§ Task to complete
In the listing below, find every line with the string "Brembo" and pull it out.
--- start of Entries provided ---
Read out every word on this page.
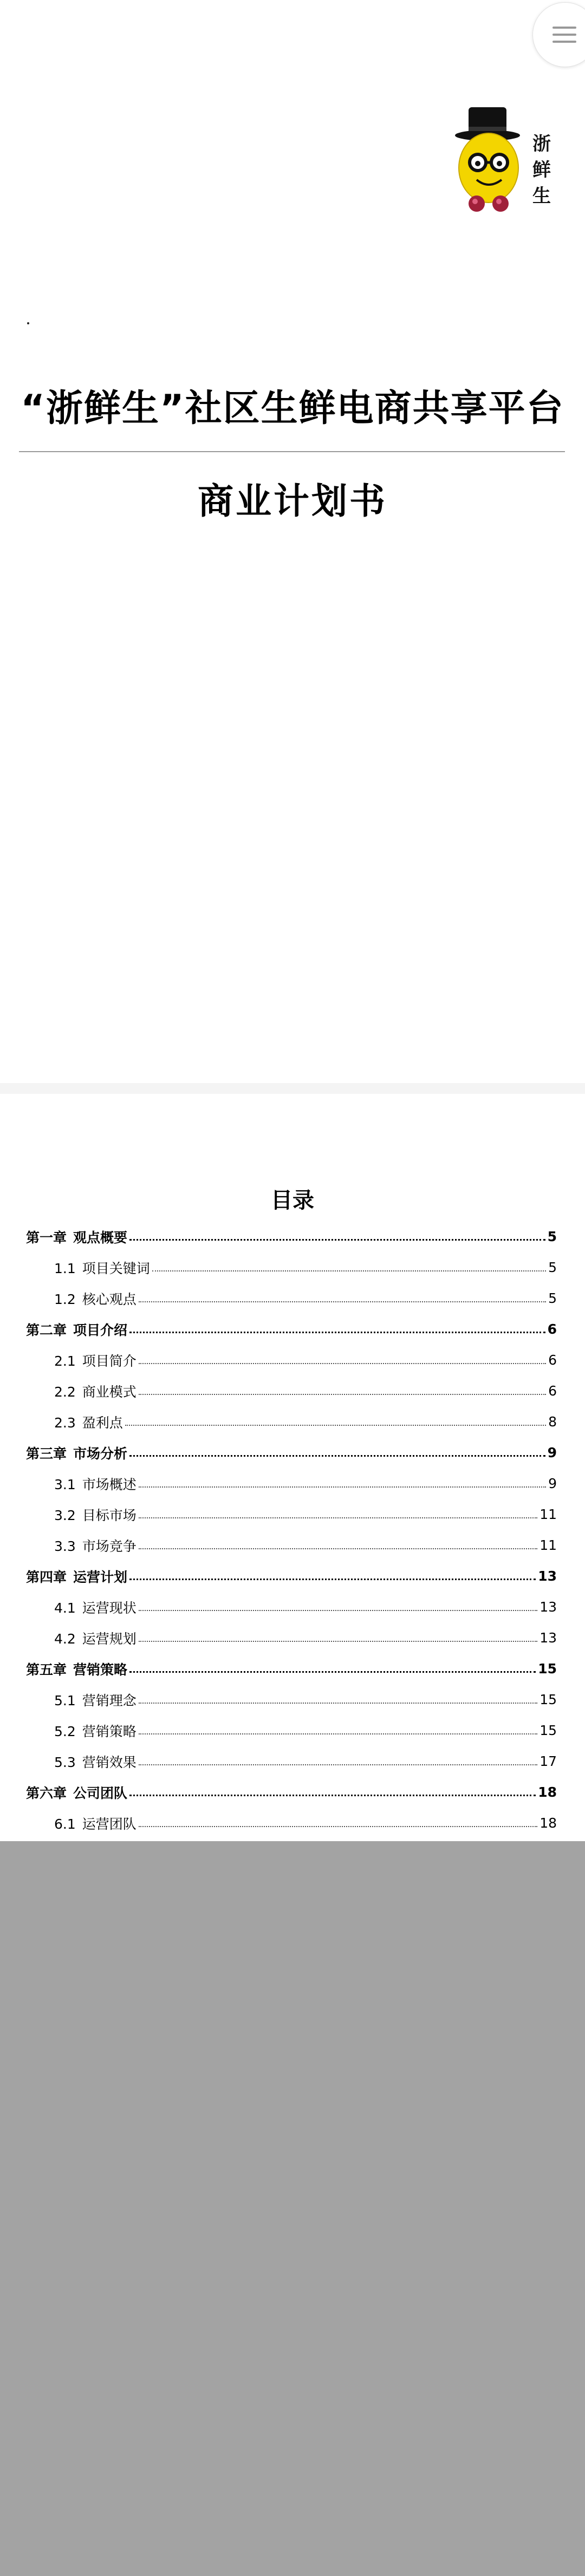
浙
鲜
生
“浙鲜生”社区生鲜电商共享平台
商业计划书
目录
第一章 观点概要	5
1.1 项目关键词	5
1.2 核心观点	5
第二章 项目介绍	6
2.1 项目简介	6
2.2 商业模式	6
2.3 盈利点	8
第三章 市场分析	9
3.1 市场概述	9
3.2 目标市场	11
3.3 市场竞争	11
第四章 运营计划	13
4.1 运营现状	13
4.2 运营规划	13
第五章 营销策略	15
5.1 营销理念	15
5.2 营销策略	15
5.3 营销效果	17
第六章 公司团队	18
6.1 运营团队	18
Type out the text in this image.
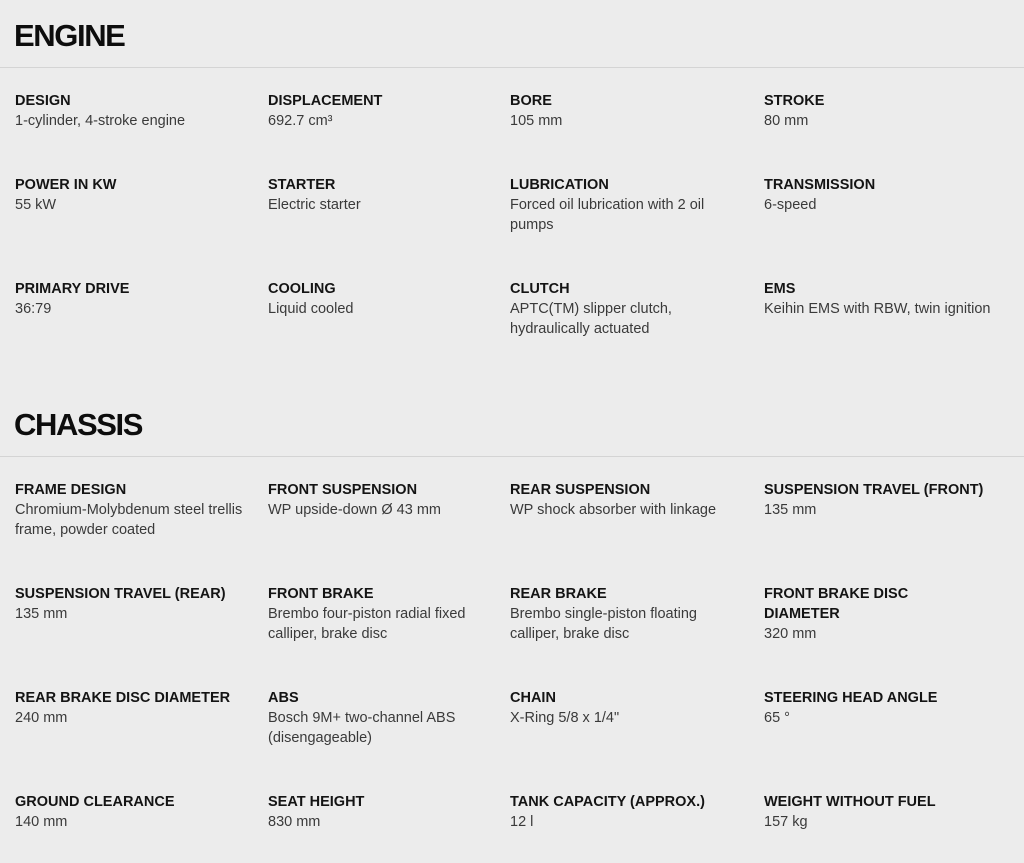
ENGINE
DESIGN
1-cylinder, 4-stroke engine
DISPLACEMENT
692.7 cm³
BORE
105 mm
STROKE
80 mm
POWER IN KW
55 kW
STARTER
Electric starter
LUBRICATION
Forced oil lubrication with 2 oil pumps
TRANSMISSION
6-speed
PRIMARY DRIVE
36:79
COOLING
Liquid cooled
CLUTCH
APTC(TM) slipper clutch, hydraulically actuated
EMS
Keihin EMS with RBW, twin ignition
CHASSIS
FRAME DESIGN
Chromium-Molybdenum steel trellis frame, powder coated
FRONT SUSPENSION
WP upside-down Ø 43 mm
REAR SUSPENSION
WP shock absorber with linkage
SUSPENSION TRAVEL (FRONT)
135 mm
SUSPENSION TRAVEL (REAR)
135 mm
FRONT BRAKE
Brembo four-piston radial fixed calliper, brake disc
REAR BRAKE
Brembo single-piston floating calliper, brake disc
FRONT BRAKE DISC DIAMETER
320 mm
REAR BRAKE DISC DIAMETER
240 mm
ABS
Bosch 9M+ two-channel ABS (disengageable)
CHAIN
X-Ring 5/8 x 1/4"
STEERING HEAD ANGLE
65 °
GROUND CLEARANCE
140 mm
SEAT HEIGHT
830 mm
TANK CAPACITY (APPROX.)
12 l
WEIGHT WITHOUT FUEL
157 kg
--- end of Entries provided ---
§ Written response
Brembo four-piston radial fixed calliper, brake disc
Brembo single-piston floating calliper, brake disc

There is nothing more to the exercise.